EXERCISE DESCRIPTION
Copy out all lines in the data below containing the string "الثانية".

GIVEN RECORDS
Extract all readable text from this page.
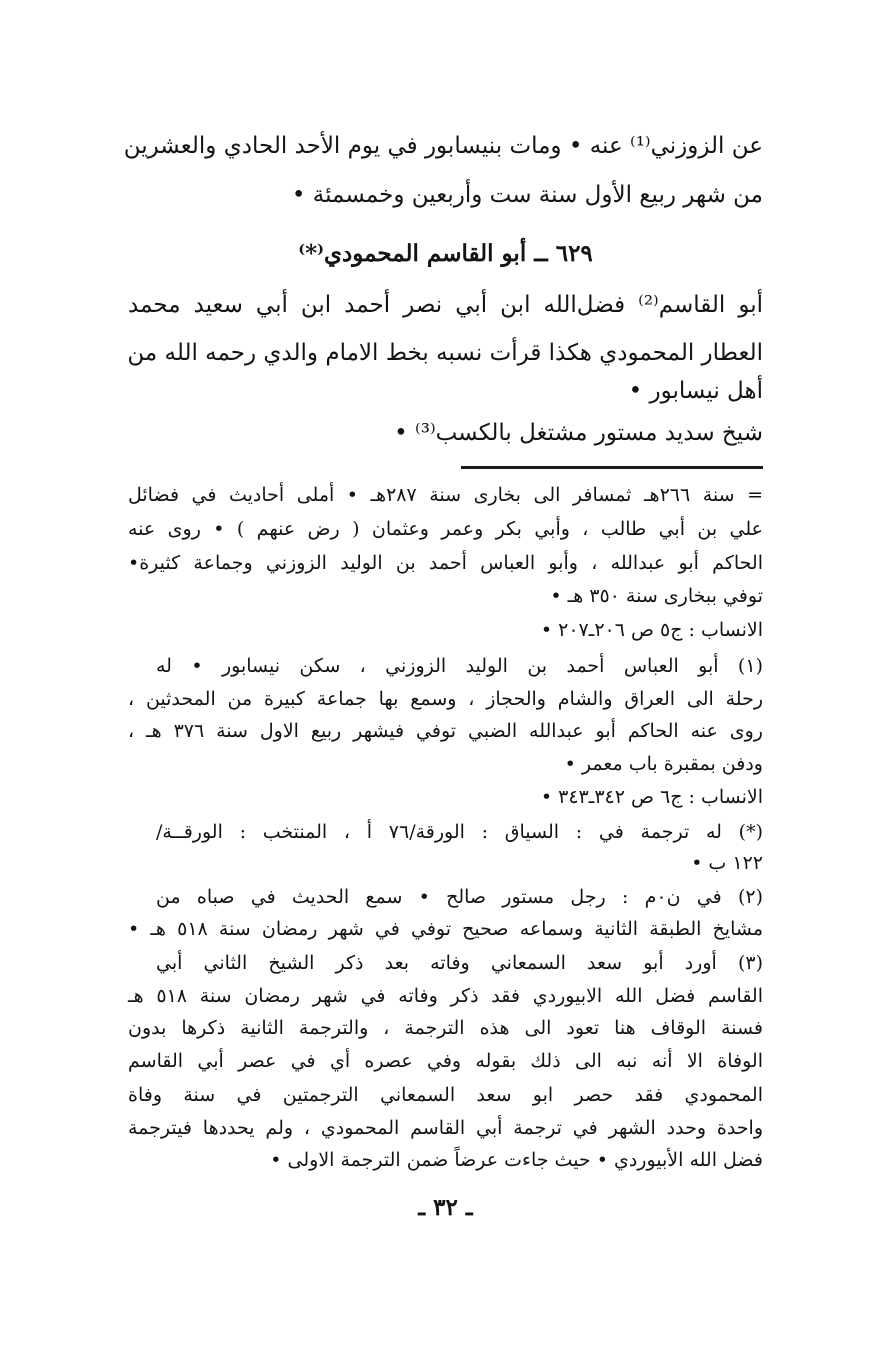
عن الزوزني⁽¹⁾ عنه • ومات بنيسابور في يوم الأحد الحادي والعشرين
من شهر ربيع الأول سنة ست وأربعين وخمسمئة •
٦٢٩ ــ أبو القاسم المحمودي⁽*⁾
أبو القاسم⁽²⁾ فضل‌الله ابن أبي نصر أحمد ابن أبي سعيد محمد
العطار المحمودي هكذا قرأت نسبه بخط الامام والدي رحمه الله من
أهل نيسابور •
شيخ سديد مستور مشتغل بالكسب⁽³⁾ •
= سنة ٢٦٦هـ ثمسافر الى بخارى سنة ٢٨٧هـ • أملى أحاديث في فضائل
علي بن أبي طالب ، وأبي بكر وعمر وعثمان ( رض عنهم ) • روى عنه
الحاكم أبو عبدالله ، وأبو العباس أحمد بن الوليد الزوزني وجماعة كثيرة•
توفي ببخارى سنة ٣٥٠ هـ •
الانساب : ج٥ ص ٢٠٦ـ٢٠٧ •
(١) أبو العباس أحمد بن الوليد الزوزني ، سكن نيسابور • له
رحلة الى العراق والشام والحجاز ، وسمع بها جماعة كبيرة من المحدثين ،
روى عنه الحاكم أبو عبدالله الضبي توفي فيشهر ربيع الاول سنة ٣٧٦ هـ ،
ودفن بمقبرة باب معمر •
الانساب : ج٦ ص ٣٤٢ـ٣٤٣ •
(*) له ترجمة في : السياق : الورقة/٧٦ أ ، المنتخب : الورقــة/
١٢٢ ب •
(٢) في ن٠م : رجل مستور صالح • سمع الحديث في صباه من
مشايخ الطبقة الثانية وسماعه صحيح توفي في شهر رمضان سنة ٥١٨ هـ •
(٣) أورد أبو سعد السمعاني وفاته بعد ذكر الشيخ الثاني أبي
القاسم فضل الله الابيوردي فقد ذكر وفاته في شهر رمضان سنة ٥١٨ هـ
فسنة الوقاف هنا تعود الى هذه الترجمة ، والترجمة الثانية ذكرها بدون
الوفاة الا أنه نبه الى ذلك بقوله وفي عصره أي في عصر أبي القاسم
المحمودي فقد حصر ابو سعد السمعاني الترجمتين في سنة وفاة
واحدة وحدد الشهر في ترجمة أبي القاسم المحمودي ، ولم يحددها فيترجمة
فضل الله الأبيوردي • حيث جاءت عرضاً ضمن الترجمة الاولى •
ـ ٣٢ ـ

CORRECT RESPONSE
مشايخ الطبقة الثانية وسماعه صحيح توفي في شهر رمضان سنة ٥١٨ هـ •
فسنة الوقاف هنا تعود الى هذه الترجمة ، والترجمة الثانية ذكرها بدون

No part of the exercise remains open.